##### Records shown #####

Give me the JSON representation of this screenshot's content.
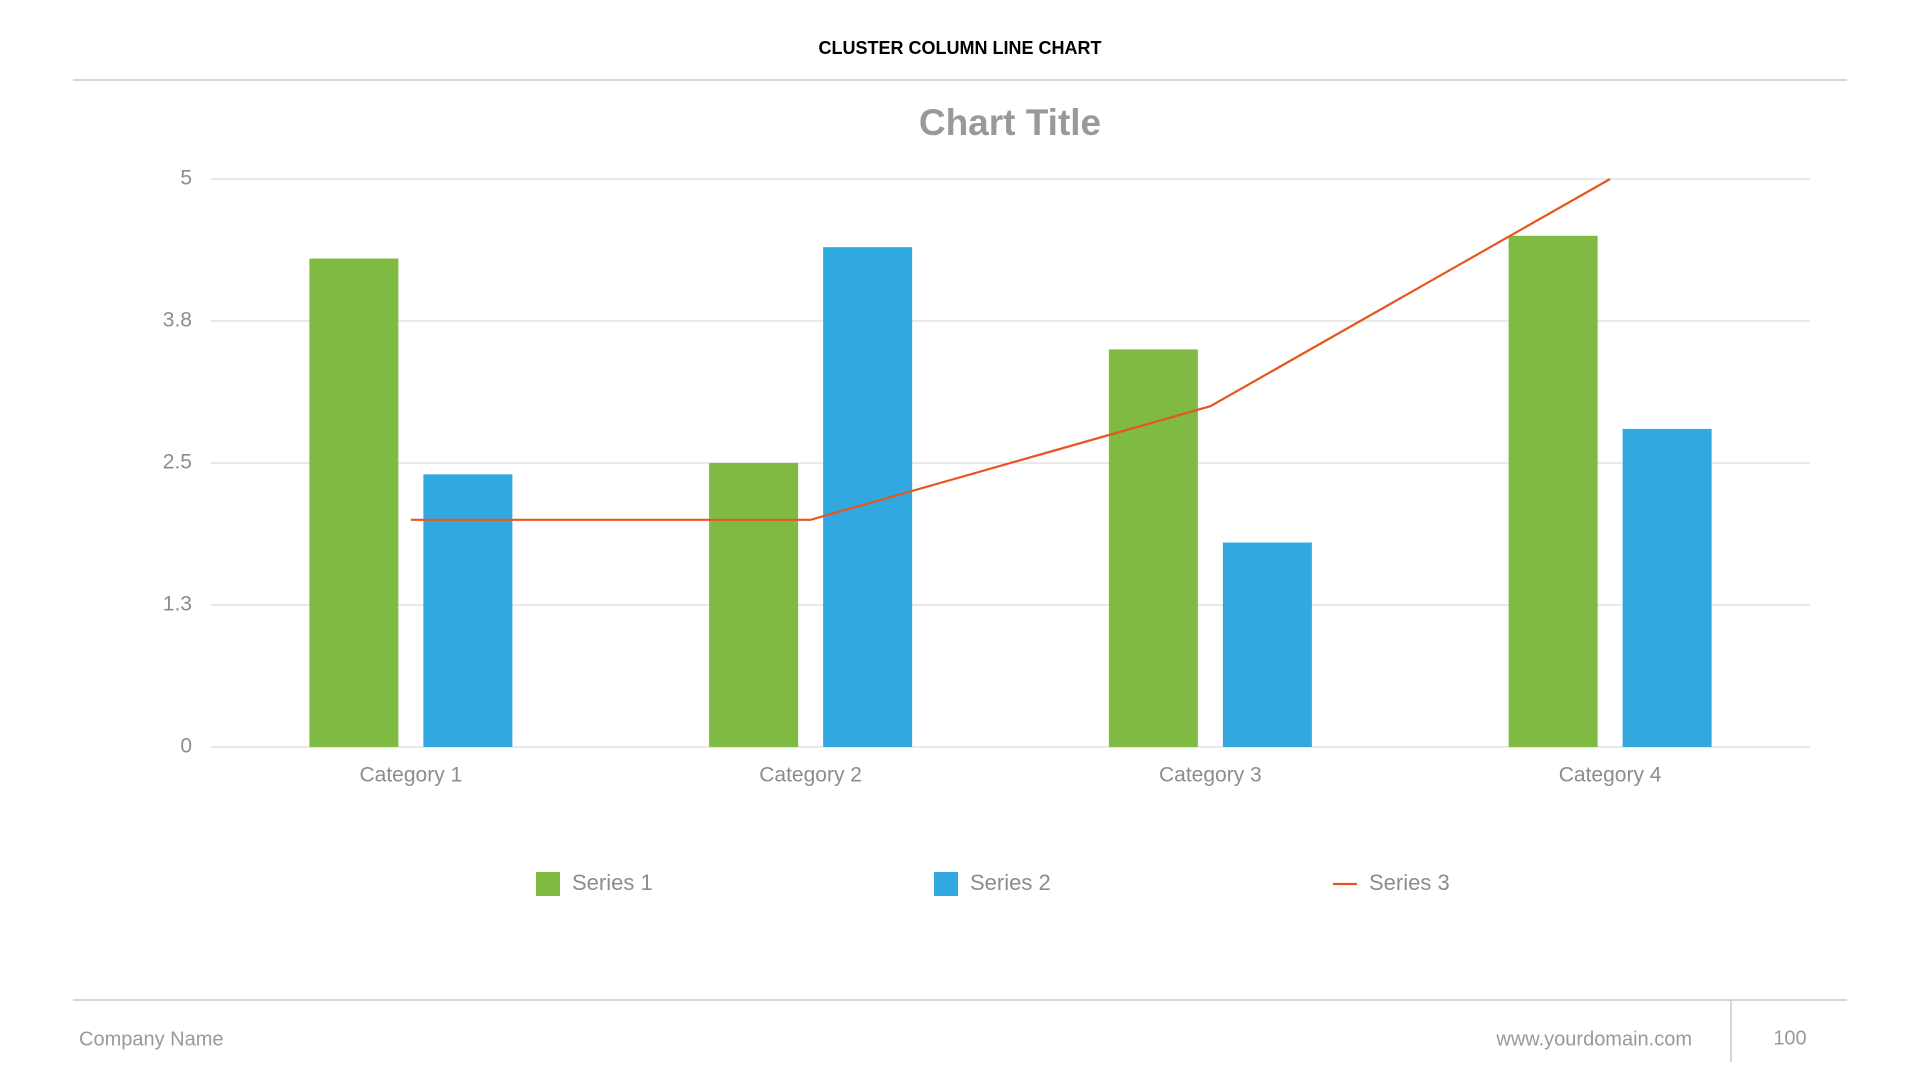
{
  "header": "CLUSTER COLUMN LINE CHART",
  "footer": {
    "company": "Company Name",
    "url": "www.yourdomain.com",
    "page": "100"
  },
  "chart_data": {
    "type": "bar",
    "title": "Chart Title",
    "categories": [
      "Category 1",
      "Category 2",
      "Category 3",
      "Category 4"
    ],
    "series": [
      {
        "name": "Series 1",
        "color": "#7fba42",
        "values": [
          4.3,
          2.5,
          3.5,
          4.5
        ]
      },
      {
        "name": "Series 2",
        "color": "#31a8df",
        "values": [
          2.4,
          4.4,
          1.8,
          2.8
        ]
      },
      {
        "name": "Series 3",
        "color": "#e8561f",
        "type": "line",
        "values": [
          2.0,
          2.0,
          3.0,
          5.0
        ]
      }
    ],
    "ylim": [
      0,
      5
    ],
    "yticks": [
      0,
      {
        "value": 1.25,
        "label": "1.3"
      },
      2.5,
      {
        "value": 3.75,
        "label": "3.8"
      },
      5
    ],
    "grid": true,
    "legend": "bottom"
  }
}
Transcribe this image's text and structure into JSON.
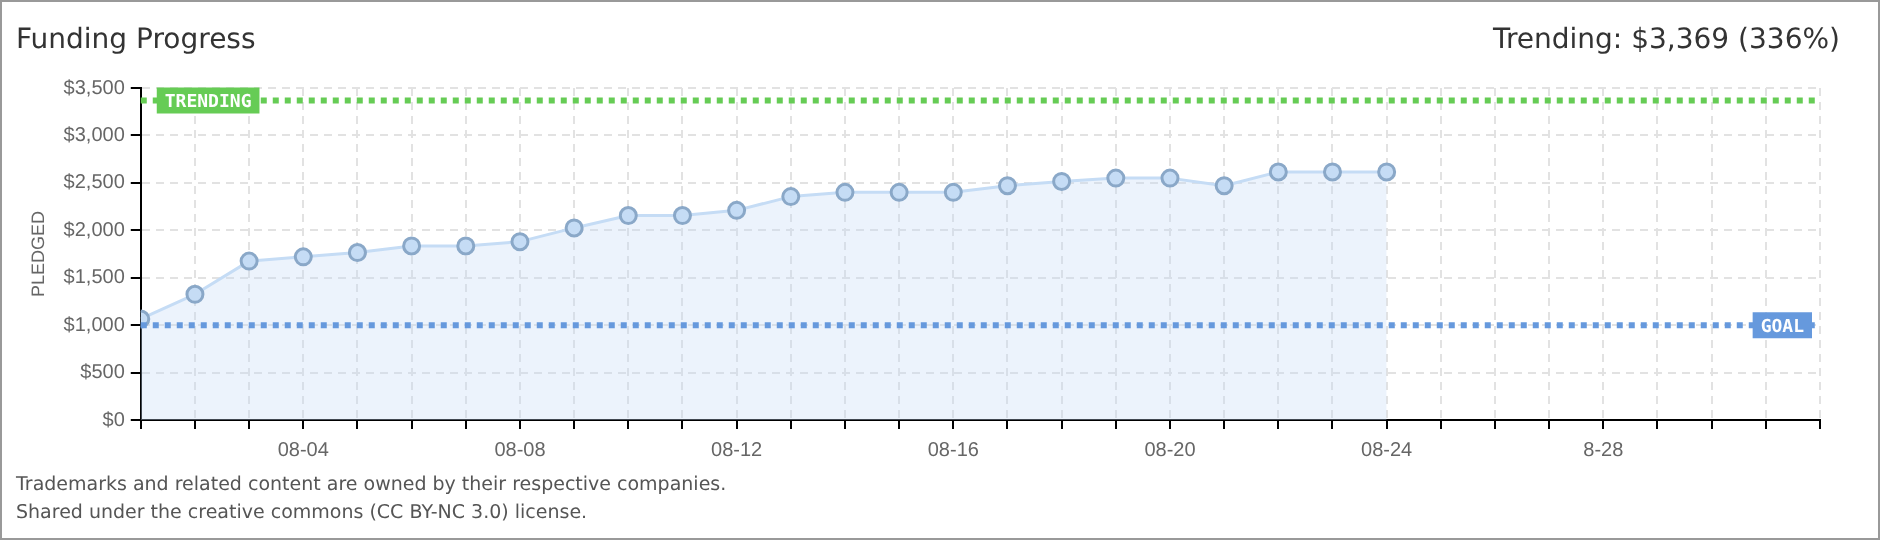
{
  "chart_data": {
    "type": "area",
    "title": "Funding Progress",
    "subtitle": "Trending:  $3,369 (336%)",
    "ylabel": "PLEDGED",
    "x": [
      "--08-01",
      "--08-02",
      "--08-03",
      "--08-04",
      "--08-05",
      "--08-06",
      "--08-07",
      "--08-08",
      "--08-09",
      "--08-10",
      "--08-11",
      "--08-12",
      "--08-13",
      "--08-14",
      "--08-15",
      "--08-16",
      "--08-17",
      "--08-18",
      "--08-19",
      "--08-20",
      "--08-21",
      "--08-22",
      "--08-23",
      "--08-24"
    ],
    "series": [
      {
        "color": "#c5dcf5",
        "values": [
          1065,
          1325,
          1675,
          1720,
          1765,
          1835,
          1835,
          1880,
          2025,
          2155,
          2155,
          2210,
          2355,
          2400,
          2400,
          2400,
          2470,
          2515,
          2550,
          2550,
          2470,
          2615,
          2615,
          2615
        ]
      }
    ],
    "xlim": [
      "--08-01",
      "--09-01"
    ],
    "xticks": [
      {
        "value": "--08-01",
        "label": null
      },
      {
        "value": "--08-02",
        "label": null
      },
      {
        "value": "--08-03",
        "label": null
      },
      {
        "value": "--08-04",
        "label": "08-04"
      },
      {
        "value": "--08-05",
        "label": null
      },
      {
        "value": "--08-06",
        "label": null
      },
      {
        "value": "--08-07",
        "label": null
      },
      {
        "value": "--08-08",
        "label": "08-08"
      },
      {
        "value": "--08-09",
        "label": null
      },
      {
        "value": "--08-10",
        "label": null
      },
      {
        "value": "--08-11",
        "label": null
      },
      {
        "value": "--08-12",
        "label": "08-12"
      },
      {
        "value": "--08-13",
        "label": null
      },
      {
        "value": "--08-14",
        "label": null
      },
      {
        "value": "--08-15",
        "label": null
      },
      {
        "value": "--08-16",
        "label": "08-16"
      },
      {
        "value": "--08-17",
        "label": null
      },
      {
        "value": "--08-18",
        "label": null
      },
      {
        "value": "--08-19",
        "label": null
      },
      {
        "value": "--08-20",
        "label": "08-20"
      },
      {
        "value": "--08-21",
        "label": null
      },
      {
        "value": "--08-22",
        "label": null
      },
      {
        "value": "--08-23",
        "label": null
      },
      {
        "value": "--08-24",
        "label": "08-24"
      },
      {
        "value": "--08-25",
        "label": null
      },
      {
        "value": "--08-26",
        "label": null
      },
      {
        "value": "--08-27",
        "label": null
      },
      {
        "value": "--08-28",
        "label": "8-28"
      },
      {
        "value": "--08-29",
        "label": null
      },
      {
        "value": "--08-30",
        "label": null
      },
      {
        "value": "--08-31",
        "label": null
      },
      {
        "value": "--09-01",
        "label": null
      }
    ],
    "ylim": [
      0,
      3500
    ],
    "yticks": [
      {
        "value": 0,
        "label": "$0"
      },
      {
        "value": 500,
        "label": "$500"
      },
      {
        "value": 1000,
        "label": "$1,000"
      },
      {
        "value": 1500,
        "label": "$1,500"
      },
      {
        "value": 2000,
        "label": "$2,000"
      },
      {
        "value": 2500,
        "label": "$2,500"
      },
      {
        "value": 3000,
        "label": "$3,000"
      },
      {
        "value": 3500,
        "label": "$3,500"
      }
    ],
    "ref_lines": [
      {
        "axis": "y",
        "value": 3369,
        "label": "TRENDING",
        "color": "#66cc55",
        "line_style": "dotted"
      },
      {
        "axis": "y",
        "value": 1000,
        "label": "GOAL",
        "color": "#6699dd",
        "line_style": "dotted"
      }
    ],
    "grid": true,
    "legend": false,
    "marker": "circle",
    "line_style": "solid",
    "annotations": [
      "Trademarks and related content are owned by their respective companies.",
      "Shared under the creative commons (CC BY-NC 3.0) license."
    ]
  }
}
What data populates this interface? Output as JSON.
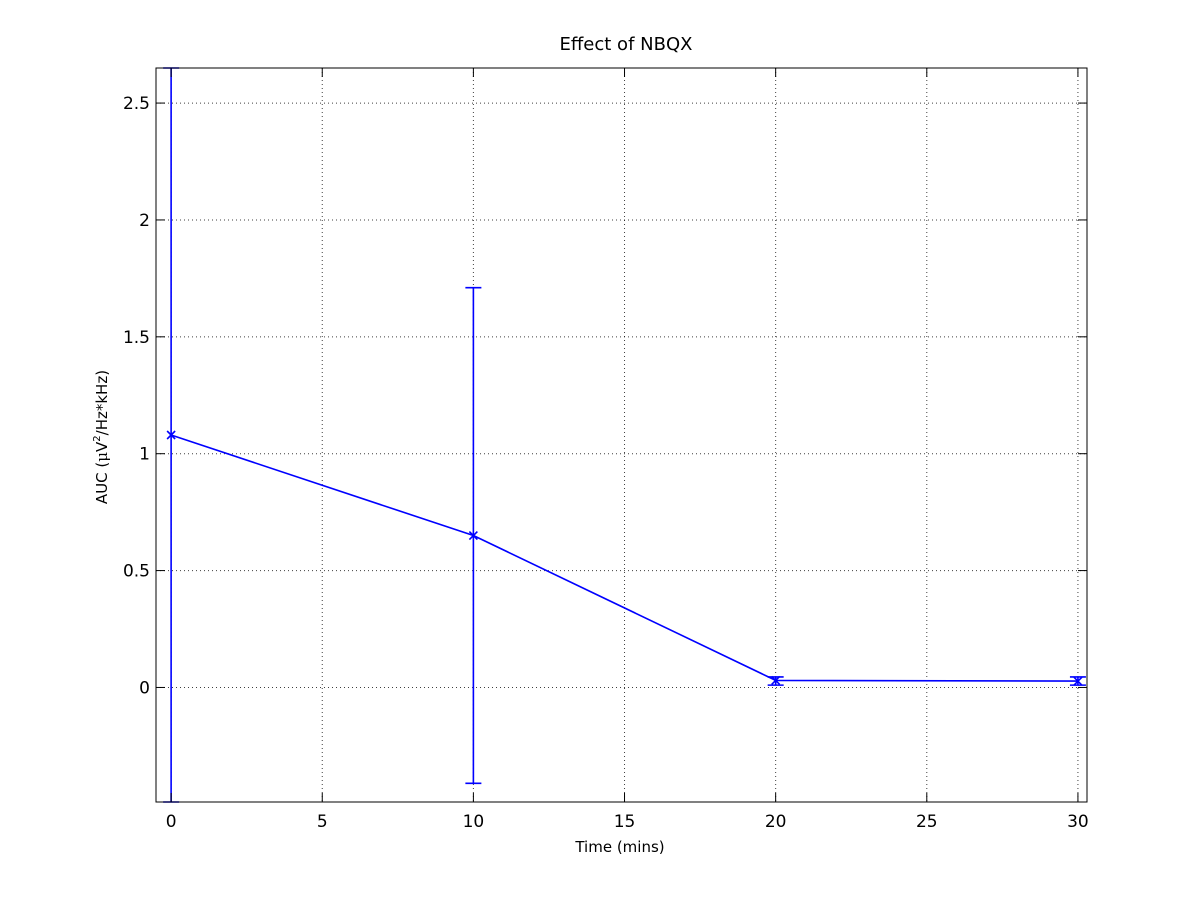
{
  "chart_data": {
    "type": "line",
    "title": "Effect of NBQX",
    "xlabel": "Time (mins)",
    "ylabel_prefix": "AUC (",
    "ylabel_mu": "μ",
    "ylabel_V": "V",
    "ylabel_sup": "2",
    "ylabel_suffix": "/Hz*kHz)",
    "xlim": [
      -0.5,
      30.3
    ],
    "ylim": [
      -0.49,
      2.65
    ],
    "xticks": [
      0,
      5,
      10,
      15,
      20,
      25,
      30
    ],
    "yticks": [
      0,
      0.5,
      1,
      1.5,
      2,
      2.5
    ],
    "grid": true,
    "series": [
      {
        "color": "#0000ff",
        "marker": "x",
        "x": [
          0,
          10,
          20,
          30
        ],
        "y": [
          1.08,
          0.65,
          0.03,
          0.027
        ],
        "error_low": [
          -0.49,
          -0.41,
          0.01,
          0.01
        ],
        "error_high": [
          2.65,
          1.71,
          0.045,
          0.045
        ]
      }
    ]
  }
}
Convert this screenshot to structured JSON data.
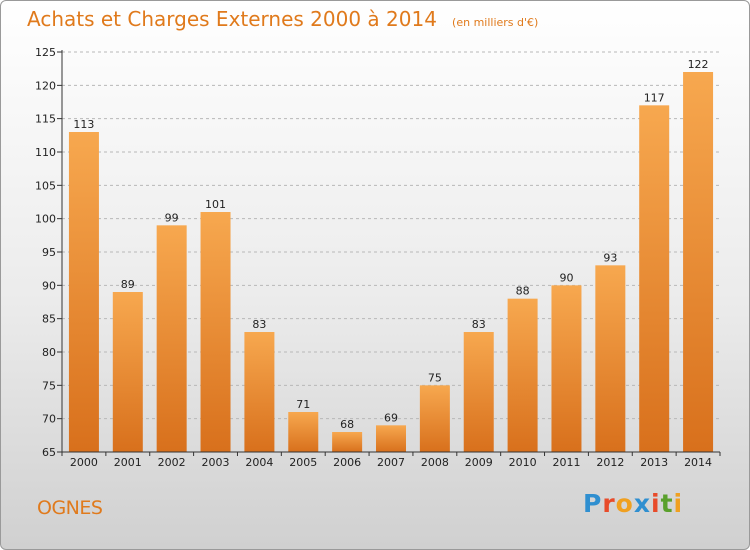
{
  "header": {
    "title": "Achats et Charges Externes 2000 à 2014",
    "unit": "(en milliers d'€)"
  },
  "footer": {
    "town": "OGNES",
    "brand": "Proxiti",
    "brand_letters": [
      {
        "ch": "P",
        "color": "#2f8fd0"
      },
      {
        "ch": "r",
        "color": "#e84b2a"
      },
      {
        "ch": "o",
        "color": "#f0a020"
      },
      {
        "ch": "x",
        "color": "#2f8fd0"
      },
      {
        "ch": "i",
        "color": "#e84b2a"
      },
      {
        "ch": "t",
        "color": "#5aa02c"
      },
      {
        "ch": "i",
        "color": "#f0a020"
      }
    ]
  },
  "colors": {
    "bar_light": "#f7a84f",
    "bar_dark": "#d8701c",
    "axis": "#333333",
    "grid": "#b8b8b8",
    "title": "#e07a1c"
  },
  "chart_data": {
    "type": "bar",
    "title": "Achats et Charges Externes 2000 à 2014",
    "subtitle": "(en milliers d'€)",
    "xlabel": "",
    "ylabel": "",
    "categories": [
      "2000",
      "2001",
      "2002",
      "2003",
      "2004",
      "2005",
      "2006",
      "2007",
      "2008",
      "2009",
      "2010",
      "2011",
      "2012",
      "2013",
      "2014"
    ],
    "values": [
      113,
      89,
      99,
      101,
      83,
      71,
      68,
      69,
      75,
      83,
      88,
      90,
      93,
      117,
      122
    ],
    "ylim": [
      65,
      125
    ],
    "yticks": [
      65,
      70,
      75,
      80,
      85,
      90,
      95,
      100,
      105,
      110,
      115,
      120,
      125
    ],
    "grid": true,
    "legend": "none"
  }
}
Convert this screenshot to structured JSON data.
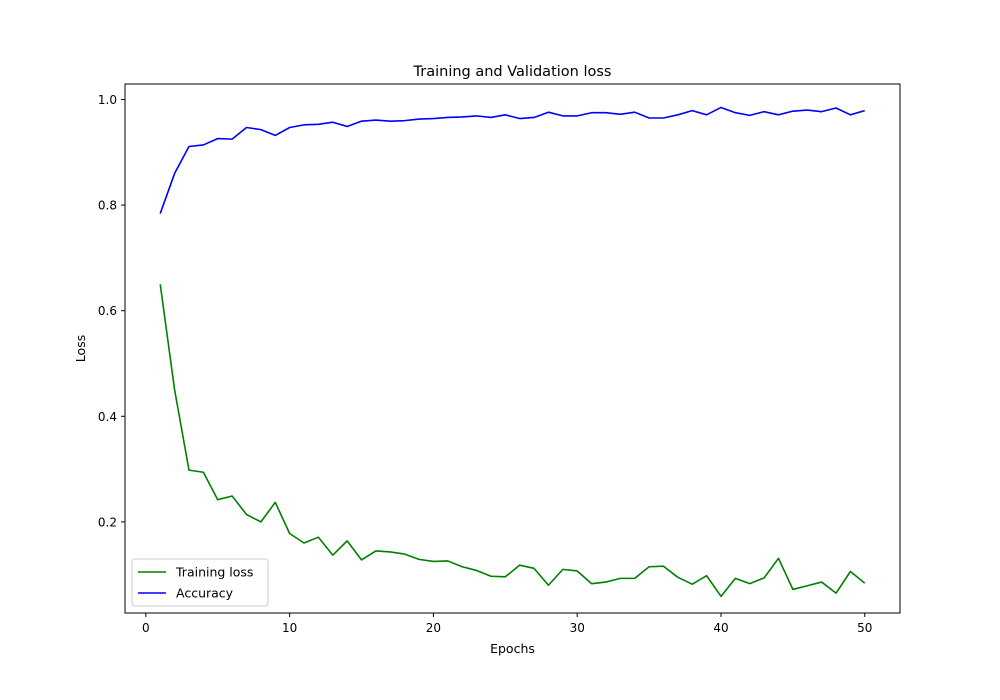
{
  "chart_data": {
    "type": "line",
    "title": "Training and Validation loss",
    "xlabel": "Epochs",
    "ylabel": "Loss",
    "xlim": [
      -1.45,
      52.45
    ],
    "ylim": [
      0.0274,
      1.0294
    ],
    "xticks": [
      0,
      10,
      20,
      30,
      40,
      50
    ],
    "xtick_labels": [
      "0",
      "10",
      "20",
      "30",
      "40",
      "50"
    ],
    "yticks": [
      0.2,
      0.4,
      0.6,
      0.8,
      1.0
    ],
    "ytick_labels": [
      "0.2",
      "0.4",
      "0.6",
      "0.8",
      "1.0"
    ],
    "grid": false,
    "legend_position": "lower-left",
    "x": [
      1,
      2,
      3,
      4,
      5,
      6,
      7,
      8,
      9,
      10,
      11,
      12,
      13,
      14,
      15,
      16,
      17,
      18,
      19,
      20,
      21,
      22,
      23,
      24,
      25,
      26,
      27,
      28,
      29,
      30,
      31,
      32,
      33,
      34,
      35,
      36,
      37,
      38,
      39,
      40,
      41,
      42,
      43,
      44,
      45,
      46,
      47,
      48,
      49,
      50
    ],
    "series": [
      {
        "name": "Training loss",
        "color": "#008000",
        "values": [
          0.65,
          0.45,
          0.298,
          0.294,
          0.242,
          0.249,
          0.214,
          0.2,
          0.237,
          0.178,
          0.16,
          0.171,
          0.137,
          0.164,
          0.128,
          0.145,
          0.143,
          0.139,
          0.129,
          0.125,
          0.126,
          0.115,
          0.108,
          0.097,
          0.096,
          0.118,
          0.112,
          0.08,
          0.11,
          0.107,
          0.083,
          0.086,
          0.093,
          0.093,
          0.115,
          0.116,
          0.095,
          0.082,
          0.098,
          0.059,
          0.093,
          0.083,
          0.094,
          0.131,
          0.072,
          0.079,
          0.086,
          0.065,
          0.106,
          0.084
        ]
      },
      {
        "name": "Accuracy",
        "color": "#0000ff",
        "values": [
          0.784,
          0.86,
          0.911,
          0.914,
          0.926,
          0.925,
          0.947,
          0.943,
          0.932,
          0.947,
          0.952,
          0.953,
          0.957,
          0.949,
          0.959,
          0.961,
          0.959,
          0.96,
          0.963,
          0.964,
          0.966,
          0.967,
          0.969,
          0.966,
          0.971,
          0.964,
          0.966,
          0.976,
          0.969,
          0.969,
          0.975,
          0.975,
          0.972,
          0.976,
          0.965,
          0.965,
          0.971,
          0.979,
          0.971,
          0.985,
          0.975,
          0.97,
          0.977,
          0.971,
          0.978,
          0.98,
          0.977,
          0.984,
          0.971,
          0.979
        ]
      }
    ]
  }
}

#####

:: Required work ::
State the number of lines holding the word "this" in the listing. Add nothing else.

:: Exercise result ::
5